WHAT THIS TASK INVOLVES >> Print the entries below in their entirety, exactly as they are written.

Raw records:
# # # #

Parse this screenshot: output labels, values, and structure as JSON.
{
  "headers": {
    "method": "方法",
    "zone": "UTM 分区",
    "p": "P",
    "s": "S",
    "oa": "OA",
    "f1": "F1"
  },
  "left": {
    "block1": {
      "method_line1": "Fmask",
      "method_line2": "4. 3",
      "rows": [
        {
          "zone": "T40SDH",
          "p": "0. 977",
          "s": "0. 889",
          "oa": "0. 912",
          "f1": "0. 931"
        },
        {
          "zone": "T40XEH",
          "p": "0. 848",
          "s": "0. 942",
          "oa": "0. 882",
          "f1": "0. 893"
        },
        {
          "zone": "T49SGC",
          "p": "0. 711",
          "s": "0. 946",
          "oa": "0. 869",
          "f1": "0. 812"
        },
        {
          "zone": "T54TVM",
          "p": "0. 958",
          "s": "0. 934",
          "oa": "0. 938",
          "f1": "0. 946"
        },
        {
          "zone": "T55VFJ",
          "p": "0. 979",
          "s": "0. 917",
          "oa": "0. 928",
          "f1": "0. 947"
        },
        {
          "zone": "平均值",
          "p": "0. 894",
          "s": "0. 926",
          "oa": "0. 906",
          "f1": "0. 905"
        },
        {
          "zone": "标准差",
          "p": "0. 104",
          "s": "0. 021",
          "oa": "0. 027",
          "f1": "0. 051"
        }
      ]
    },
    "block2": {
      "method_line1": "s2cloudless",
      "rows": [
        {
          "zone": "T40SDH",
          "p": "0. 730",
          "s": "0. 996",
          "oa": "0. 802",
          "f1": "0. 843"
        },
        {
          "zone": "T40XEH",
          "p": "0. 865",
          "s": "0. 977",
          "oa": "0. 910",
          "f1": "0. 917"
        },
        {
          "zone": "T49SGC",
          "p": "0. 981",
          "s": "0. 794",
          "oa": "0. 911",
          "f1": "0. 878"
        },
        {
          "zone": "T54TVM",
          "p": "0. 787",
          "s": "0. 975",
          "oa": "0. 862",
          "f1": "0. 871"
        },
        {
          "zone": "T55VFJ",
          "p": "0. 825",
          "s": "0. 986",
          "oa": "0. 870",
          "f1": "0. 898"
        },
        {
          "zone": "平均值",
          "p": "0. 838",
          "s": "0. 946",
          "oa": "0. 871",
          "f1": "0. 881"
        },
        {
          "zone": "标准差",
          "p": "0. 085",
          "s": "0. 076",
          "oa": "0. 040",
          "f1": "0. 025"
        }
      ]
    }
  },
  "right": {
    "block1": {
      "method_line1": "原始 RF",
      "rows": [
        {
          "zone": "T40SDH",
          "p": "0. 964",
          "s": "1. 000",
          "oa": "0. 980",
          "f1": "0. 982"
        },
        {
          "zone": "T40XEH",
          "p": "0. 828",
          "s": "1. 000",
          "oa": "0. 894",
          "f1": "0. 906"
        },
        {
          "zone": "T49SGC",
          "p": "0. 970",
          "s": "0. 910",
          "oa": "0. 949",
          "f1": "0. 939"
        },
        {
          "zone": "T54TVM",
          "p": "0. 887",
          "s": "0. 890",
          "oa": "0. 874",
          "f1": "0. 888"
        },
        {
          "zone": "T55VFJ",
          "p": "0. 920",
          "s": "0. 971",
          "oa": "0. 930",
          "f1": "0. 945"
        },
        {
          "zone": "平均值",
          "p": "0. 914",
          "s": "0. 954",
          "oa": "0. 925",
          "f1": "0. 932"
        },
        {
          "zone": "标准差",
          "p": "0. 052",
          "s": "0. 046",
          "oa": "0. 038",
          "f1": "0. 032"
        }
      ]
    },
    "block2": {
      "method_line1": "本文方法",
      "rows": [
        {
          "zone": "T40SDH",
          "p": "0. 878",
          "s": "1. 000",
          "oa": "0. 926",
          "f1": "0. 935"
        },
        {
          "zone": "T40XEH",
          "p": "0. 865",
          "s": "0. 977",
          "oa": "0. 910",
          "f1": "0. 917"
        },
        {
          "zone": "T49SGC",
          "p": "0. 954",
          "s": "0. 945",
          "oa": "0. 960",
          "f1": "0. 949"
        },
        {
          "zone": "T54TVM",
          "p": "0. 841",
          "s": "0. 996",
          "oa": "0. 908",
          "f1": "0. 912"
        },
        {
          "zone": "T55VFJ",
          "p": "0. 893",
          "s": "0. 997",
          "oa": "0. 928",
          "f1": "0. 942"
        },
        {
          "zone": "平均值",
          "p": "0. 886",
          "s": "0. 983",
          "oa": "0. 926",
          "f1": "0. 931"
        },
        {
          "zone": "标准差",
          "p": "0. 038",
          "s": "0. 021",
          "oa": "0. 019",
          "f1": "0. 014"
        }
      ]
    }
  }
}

# # # #

RESULT >>
Parse this screenshot: output labels, values, and structure as JSON.
{
  "headers": {
    "method": "方法",
    "zone": "UTM 分区",
    "p": "P",
    "s": "S",
    "oa": "OA",
    "f1": "F1"
  },
  "left": {
    "block1": {
      "method_line1": "Fmask",
      "method_line2": "4. 3",
      "rows": [
        {
          "zone": "T40SDH",
          "p": "0. 977",
          "s": "0. 889",
          "oa": "0. 912",
          "f1": "0. 931"
        },
        {
          "zone": "T40XEH",
          "p": "0. 848",
          "s": "0. 942",
          "oa": "0. 882",
          "f1": "0. 893"
        },
        {
          "zone": "T49SGC",
          "p": "0. 711",
          "s": "0. 946",
          "oa": "0. 869",
          "f1": "0. 812"
        },
        {
          "zone": "T54TVM",
          "p": "0. 958",
          "s": "0. 934",
          "oa": "0. 938",
          "f1": "0. 946"
        },
        {
          "zone": "T55VFJ",
          "p": "0. 979",
          "s": "0. 917",
          "oa": "0. 928",
          "f1": "0. 947"
        },
        {
          "zone": "平均值",
          "p": "0. 894",
          "s": "0. 926",
          "oa": "0. 906",
          "f1": "0. 905"
        },
        {
          "zone": "标准差",
          "p": "0. 104",
          "s": "0. 021",
          "oa": "0. 027",
          "f1": "0. 051"
        }
      ]
    },
    "block2": {
      "method_line1": "s2cloudless",
      "rows": [
        {
          "zone": "T40SDH",
          "p": "0. 730",
          "s": "0. 996",
          "oa": "0. 802",
          "f1": "0. 843"
        },
        {
          "zone": "T40XEH",
          "p": "0. 865",
          "s": "0. 977",
          "oa": "0. 910",
          "f1": "0. 917"
        },
        {
          "zone": "T49SGC",
          "p": "0. 981",
          "s": "0. 794",
          "oa": "0. 911",
          "f1": "0. 878"
        },
        {
          "zone": "T54TVM",
          "p": "0. 787",
          "s": "0. 975",
          "oa": "0. 862",
          "f1": "0. 871"
        },
        {
          "zone": "T55VFJ",
          "p": "0. 825",
          "s": "0. 986",
          "oa": "0. 870",
          "f1": "0. 898"
        },
        {
          "zone": "平均值",
          "p": "0. 838",
          "s": "0. 946",
          "oa": "0. 871",
          "f1": "0. 881"
        },
        {
          "zone": "标准差",
          "p": "0. 085",
          "s": "0. 076",
          "oa": "0. 040",
          "f1": "0. 025"
        }
      ]
    }
  },
  "right": {
    "block1": {
      "method_line1": "原始 RF",
      "rows": [
        {
          "zone": "T40SDH",
          "p": "0. 964",
          "s": "1. 000",
          "oa": "0. 980",
          "f1": "0. 982"
        },
        {
          "zone": "T40XEH",
          "p": "0. 828",
          "s": "1. 000",
          "oa": "0. 894",
          "f1": "0. 906"
        },
        {
          "zone": "T49SGC",
          "p": "0. 970",
          "s": "0. 910",
          "oa": "0. 949",
          "f1": "0. 939"
        },
        {
          "zone": "T54TVM",
          "p": "0. 887",
          "s": "0. 890",
          "oa": "0. 874",
          "f1": "0. 888"
        },
        {
          "zone": "T55VFJ",
          "p": "0. 920",
          "s": "0. 971",
          "oa": "0. 930",
          "f1": "0. 945"
        },
        {
          "zone": "平均值",
          "p": "0. 914",
          "s": "0. 954",
          "oa": "0. 925",
          "f1": "0. 932"
        },
        {
          "zone": "标准差",
          "p": "0. 052",
          "s": "0. 046",
          "oa": "0. 038",
          "f1": "0. 032"
        }
      ]
    },
    "block2": {
      "method_line1": "本文方法",
      "rows": [
        {
          "zone": "T40SDH",
          "p": "0. 878",
          "s": "1. 000",
          "oa": "0. 926",
          "f1": "0. 935"
        },
        {
          "zone": "T40XEH",
          "p": "0. 865",
          "s": "0. 977",
          "oa": "0. 910",
          "f1": "0. 917"
        },
        {
          "zone": "T49SGC",
          "p": "0. 954",
          "s": "0. 945",
          "oa": "0. 960",
          "f1": "0. 949"
        },
        {
          "zone": "T54TVM",
          "p": "0. 841",
          "s": "0. 996",
          "oa": "0. 908",
          "f1": "0. 912"
        },
        {
          "zone": "T55VFJ",
          "p": "0. 893",
          "s": "0. 997",
          "oa": "0. 928",
          "f1": "0. 942"
        },
        {
          "zone": "平均值",
          "p": "0. 886",
          "s": "0. 983",
          "oa": "0. 926",
          "f1": "0. 931"
        },
        {
          "zone": "标准差",
          "p": "0. 038",
          "s": "0. 021",
          "oa": "0. 019",
          "f1": "0. 014"
        }
      ]
    }
  }
}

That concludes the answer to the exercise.